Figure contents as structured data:
◇ ◇ ◇ ◇

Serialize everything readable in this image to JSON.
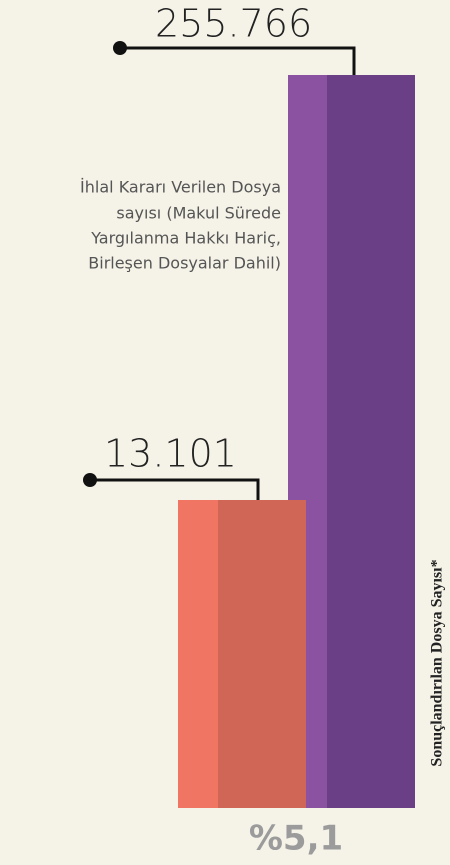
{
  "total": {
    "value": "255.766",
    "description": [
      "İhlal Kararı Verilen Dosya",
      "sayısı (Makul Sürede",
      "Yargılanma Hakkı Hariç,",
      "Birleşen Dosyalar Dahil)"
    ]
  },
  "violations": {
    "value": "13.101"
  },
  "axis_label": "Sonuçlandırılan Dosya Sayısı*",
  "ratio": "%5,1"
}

◇ ◇ ◇ ◇

- _GIVEN TASK_:
Make an exact copy of every record, pictures excluded.

- _TASK RESPONSE_:
Serialize everything readable in this image to JSON.
{
  "total": {
    "value": "255.766",
    "description": [
      "İhlal Kararı Verilen Dosya",
      "sayısı (Makul Sürede",
      "Yargılanma Hakkı Hariç,",
      "Birleşen Dosyalar Dahil)"
    ]
  },
  "violations": {
    "value": "13.101"
  },
  "axis_label": "Sonuçlandırılan Dosya Sayısı*",
  "ratio": "%5,1"
}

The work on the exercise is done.